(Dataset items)
::::::

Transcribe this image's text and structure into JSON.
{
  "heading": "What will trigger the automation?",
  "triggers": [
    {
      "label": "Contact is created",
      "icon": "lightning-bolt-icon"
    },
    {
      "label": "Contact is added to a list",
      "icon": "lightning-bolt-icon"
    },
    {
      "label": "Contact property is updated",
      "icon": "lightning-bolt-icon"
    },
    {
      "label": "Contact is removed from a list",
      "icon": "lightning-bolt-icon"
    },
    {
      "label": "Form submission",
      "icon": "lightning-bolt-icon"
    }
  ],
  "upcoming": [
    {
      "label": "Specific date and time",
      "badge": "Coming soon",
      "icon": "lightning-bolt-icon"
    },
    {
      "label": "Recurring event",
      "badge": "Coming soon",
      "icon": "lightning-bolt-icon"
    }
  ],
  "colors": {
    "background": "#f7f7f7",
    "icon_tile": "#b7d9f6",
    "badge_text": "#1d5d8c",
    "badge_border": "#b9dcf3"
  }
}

::::::

What to work on
Return each line of the records above exactly as it reads.

Output of the task
Transcribe this image's text and structure into JSON.
{
  "heading": "What will trigger the automation?",
  "triggers": [
    {
      "label": "Contact is created",
      "icon": "lightning-bolt-icon"
    },
    {
      "label": "Contact is added to a list",
      "icon": "lightning-bolt-icon"
    },
    {
      "label": "Contact property is updated",
      "icon": "lightning-bolt-icon"
    },
    {
      "label": "Contact is removed from a list",
      "icon": "lightning-bolt-icon"
    },
    {
      "label": "Form submission",
      "icon": "lightning-bolt-icon"
    }
  ],
  "upcoming": [
    {
      "label": "Specific date and time",
      "badge": "Coming soon",
      "icon": "lightning-bolt-icon"
    },
    {
      "label": "Recurring event",
      "badge": "Coming soon",
      "icon": "lightning-bolt-icon"
    }
  ],
  "colors": {
    "background": "#f7f7f7",
    "icon_tile": "#b7d9f6",
    "badge_text": "#1d5d8c",
    "badge_border": "#b9dcf3"
  }
}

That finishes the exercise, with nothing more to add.